WRITTEN REQUEST => How many lines in the data below contain the string "network", counting only matches with the same case? Reply with the number alone.

Saved data entries =>
◆ ◆ ◆ ◆
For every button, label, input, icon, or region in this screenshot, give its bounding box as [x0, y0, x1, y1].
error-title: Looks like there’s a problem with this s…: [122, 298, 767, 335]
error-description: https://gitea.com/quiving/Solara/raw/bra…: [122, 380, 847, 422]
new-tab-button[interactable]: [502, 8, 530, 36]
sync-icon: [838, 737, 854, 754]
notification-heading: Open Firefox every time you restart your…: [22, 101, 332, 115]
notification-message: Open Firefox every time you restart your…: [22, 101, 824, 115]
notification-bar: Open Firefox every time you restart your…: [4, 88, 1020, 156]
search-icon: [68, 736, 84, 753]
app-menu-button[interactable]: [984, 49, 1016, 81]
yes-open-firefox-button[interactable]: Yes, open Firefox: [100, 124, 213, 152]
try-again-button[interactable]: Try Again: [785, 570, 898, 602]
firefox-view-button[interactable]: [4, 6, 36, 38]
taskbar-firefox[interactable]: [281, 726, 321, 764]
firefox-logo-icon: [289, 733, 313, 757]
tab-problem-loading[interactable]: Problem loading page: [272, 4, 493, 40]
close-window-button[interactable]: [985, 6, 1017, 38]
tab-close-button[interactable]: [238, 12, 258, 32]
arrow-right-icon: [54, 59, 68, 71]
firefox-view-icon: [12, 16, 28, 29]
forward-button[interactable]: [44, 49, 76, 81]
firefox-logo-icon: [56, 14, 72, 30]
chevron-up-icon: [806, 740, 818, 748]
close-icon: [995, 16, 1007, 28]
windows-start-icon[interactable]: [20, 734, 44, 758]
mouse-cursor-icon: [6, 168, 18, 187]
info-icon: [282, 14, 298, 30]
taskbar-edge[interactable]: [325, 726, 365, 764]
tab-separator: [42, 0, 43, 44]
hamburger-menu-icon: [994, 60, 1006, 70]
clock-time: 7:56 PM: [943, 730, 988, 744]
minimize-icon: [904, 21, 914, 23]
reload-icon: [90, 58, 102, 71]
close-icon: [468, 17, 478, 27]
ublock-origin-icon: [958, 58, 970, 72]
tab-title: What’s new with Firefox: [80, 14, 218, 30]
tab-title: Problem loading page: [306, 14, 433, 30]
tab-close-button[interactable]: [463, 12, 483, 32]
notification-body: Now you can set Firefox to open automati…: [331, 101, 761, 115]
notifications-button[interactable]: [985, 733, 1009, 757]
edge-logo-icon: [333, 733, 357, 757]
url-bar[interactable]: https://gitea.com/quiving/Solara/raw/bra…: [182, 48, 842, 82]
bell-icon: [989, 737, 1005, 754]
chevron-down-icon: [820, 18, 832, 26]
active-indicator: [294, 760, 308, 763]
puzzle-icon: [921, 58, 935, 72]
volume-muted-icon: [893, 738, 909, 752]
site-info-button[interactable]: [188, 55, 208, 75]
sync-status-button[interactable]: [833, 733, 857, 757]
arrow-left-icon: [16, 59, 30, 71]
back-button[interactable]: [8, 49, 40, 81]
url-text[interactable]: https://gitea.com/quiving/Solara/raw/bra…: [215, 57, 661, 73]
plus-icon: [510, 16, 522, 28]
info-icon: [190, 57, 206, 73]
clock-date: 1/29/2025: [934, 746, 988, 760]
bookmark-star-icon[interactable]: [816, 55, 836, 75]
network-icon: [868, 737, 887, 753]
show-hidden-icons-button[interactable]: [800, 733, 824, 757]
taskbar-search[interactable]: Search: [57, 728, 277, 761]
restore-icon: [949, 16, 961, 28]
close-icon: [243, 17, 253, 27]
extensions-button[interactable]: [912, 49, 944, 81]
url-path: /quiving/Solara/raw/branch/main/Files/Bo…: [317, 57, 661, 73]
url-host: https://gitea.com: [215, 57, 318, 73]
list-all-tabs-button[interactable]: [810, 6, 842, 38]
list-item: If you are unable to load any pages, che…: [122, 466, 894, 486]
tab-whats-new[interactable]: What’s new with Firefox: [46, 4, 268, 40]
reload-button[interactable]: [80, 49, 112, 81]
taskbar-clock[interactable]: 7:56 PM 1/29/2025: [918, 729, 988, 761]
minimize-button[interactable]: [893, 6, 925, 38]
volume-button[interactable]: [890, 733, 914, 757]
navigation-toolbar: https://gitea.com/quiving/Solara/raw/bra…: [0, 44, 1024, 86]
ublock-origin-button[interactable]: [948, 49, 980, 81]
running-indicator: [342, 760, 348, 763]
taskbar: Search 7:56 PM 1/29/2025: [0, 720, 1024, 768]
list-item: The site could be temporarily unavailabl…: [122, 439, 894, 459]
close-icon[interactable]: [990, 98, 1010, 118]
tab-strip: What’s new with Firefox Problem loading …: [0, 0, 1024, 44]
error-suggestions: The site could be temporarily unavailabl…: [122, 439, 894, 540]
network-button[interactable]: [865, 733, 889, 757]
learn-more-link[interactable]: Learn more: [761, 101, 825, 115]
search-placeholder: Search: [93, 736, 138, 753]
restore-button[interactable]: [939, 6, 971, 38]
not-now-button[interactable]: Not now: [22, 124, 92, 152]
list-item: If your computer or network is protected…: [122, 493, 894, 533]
◆ ◆ ◆ ◆
FINISHED EXERCISE => 3